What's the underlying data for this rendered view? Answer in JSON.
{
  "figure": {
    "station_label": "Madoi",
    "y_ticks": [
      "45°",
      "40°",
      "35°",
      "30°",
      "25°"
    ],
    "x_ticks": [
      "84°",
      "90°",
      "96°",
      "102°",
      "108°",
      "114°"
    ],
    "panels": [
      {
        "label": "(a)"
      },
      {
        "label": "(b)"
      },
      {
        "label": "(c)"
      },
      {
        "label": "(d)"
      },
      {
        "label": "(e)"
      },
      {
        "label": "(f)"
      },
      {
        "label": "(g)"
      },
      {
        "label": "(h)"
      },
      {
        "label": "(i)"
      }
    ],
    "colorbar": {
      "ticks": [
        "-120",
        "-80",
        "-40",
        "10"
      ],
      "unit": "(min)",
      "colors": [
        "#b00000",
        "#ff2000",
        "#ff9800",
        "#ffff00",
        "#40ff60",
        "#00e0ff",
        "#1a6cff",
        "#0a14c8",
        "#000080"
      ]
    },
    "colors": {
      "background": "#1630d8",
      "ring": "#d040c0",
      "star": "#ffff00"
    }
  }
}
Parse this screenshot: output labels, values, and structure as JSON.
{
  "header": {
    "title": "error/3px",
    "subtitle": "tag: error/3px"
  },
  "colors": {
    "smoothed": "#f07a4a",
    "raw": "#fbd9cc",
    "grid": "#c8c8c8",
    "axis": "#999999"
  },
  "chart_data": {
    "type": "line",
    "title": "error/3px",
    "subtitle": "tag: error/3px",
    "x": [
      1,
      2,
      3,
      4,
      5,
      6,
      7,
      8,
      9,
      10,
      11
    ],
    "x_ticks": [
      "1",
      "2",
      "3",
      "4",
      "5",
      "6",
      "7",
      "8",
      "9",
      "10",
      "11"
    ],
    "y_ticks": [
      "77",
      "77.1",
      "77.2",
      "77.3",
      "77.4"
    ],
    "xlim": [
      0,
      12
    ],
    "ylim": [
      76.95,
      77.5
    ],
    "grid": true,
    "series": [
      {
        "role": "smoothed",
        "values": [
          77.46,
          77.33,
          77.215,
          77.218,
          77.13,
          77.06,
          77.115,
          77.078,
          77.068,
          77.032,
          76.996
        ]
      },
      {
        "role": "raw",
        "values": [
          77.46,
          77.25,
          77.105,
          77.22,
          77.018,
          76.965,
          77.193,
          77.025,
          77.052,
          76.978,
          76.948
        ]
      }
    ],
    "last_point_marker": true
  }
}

○ ○ ○ ○ ○ ○ ○

Please quote the data above in full, with no line missing.

What's the underlying data for this rendered view? Answer in JSON.
{
  "figure": {
    "station_label": "Madoi",
    "y_ticks": [
      "45°",
      "40°",
      "35°",
      "30°",
      "25°"
    ],
    "x_ticks": [
      "84°",
      "90°",
      "96°",
      "102°",
      "108°",
      "114°"
    ],
    "panels": [
      {
        "label": "(a)"
      },
      {
        "label": "(b)"
      },
      {
        "label": "(c)"
      },
      {
        "label": "(d)"
      },
      {
        "label": "(e)"
      },
      {
        "label": "(f)"
      },
      {
        "label": "(g)"
      },
      {
        "label": "(h)"
      },
      {
        "label": "(i)"
      }
    ],
    "colorbar": {
      "ticks": [
        "-120",
        "-80",
        "-40",
        "10"
      ],
      "unit": "(min)",
      "colors": [
        "#b00000",
        "#ff2000",
        "#ff9800",
        "#ffff00",
        "#40ff60",
        "#00e0ff",
        "#1a6cff",
        "#0a14c8",
        "#000080"
      ]
    },
    "colors": {
      "background": "#1630d8",
      "ring": "#d040c0",
      "star": "#ffff00"
    }
  }
}
Parse this screenshot: output labels, values, and structure as JSON.
{
  "header": {
    "title": "error/3px",
    "subtitle": "tag: error/3px"
  },
  "colors": {
    "smoothed": "#f07a4a",
    "raw": "#fbd9cc",
    "grid": "#c8c8c8",
    "axis": "#999999"
  },
  "chart_data": {
    "type": "line",
    "title": "error/3px",
    "subtitle": "tag: error/3px",
    "x": [
      1,
      2,
      3,
      4,
      5,
      6,
      7,
      8,
      9,
      10,
      11
    ],
    "x_ticks": [
      "1",
      "2",
      "3",
      "4",
      "5",
      "6",
      "7",
      "8",
      "9",
      "10",
      "11"
    ],
    "y_ticks": [
      "77",
      "77.1",
      "77.2",
      "77.3",
      "77.4"
    ],
    "xlim": [
      0,
      12
    ],
    "ylim": [
      76.95,
      77.5
    ],
    "grid": true,
    "series": [
      {
        "role": "smoothed",
        "values": [
          77.46,
          77.33,
          77.215,
          77.218,
          77.13,
          77.06,
          77.115,
          77.078,
          77.068,
          77.032,
          76.996
        ]
      },
      {
        "role": "raw",
        "values": [
          77.46,
          77.25,
          77.105,
          77.22,
          77.018,
          76.965,
          77.193,
          77.025,
          77.052,
          76.978,
          76.948
        ]
      }
    ],
    "last_point_marker": true
  }
}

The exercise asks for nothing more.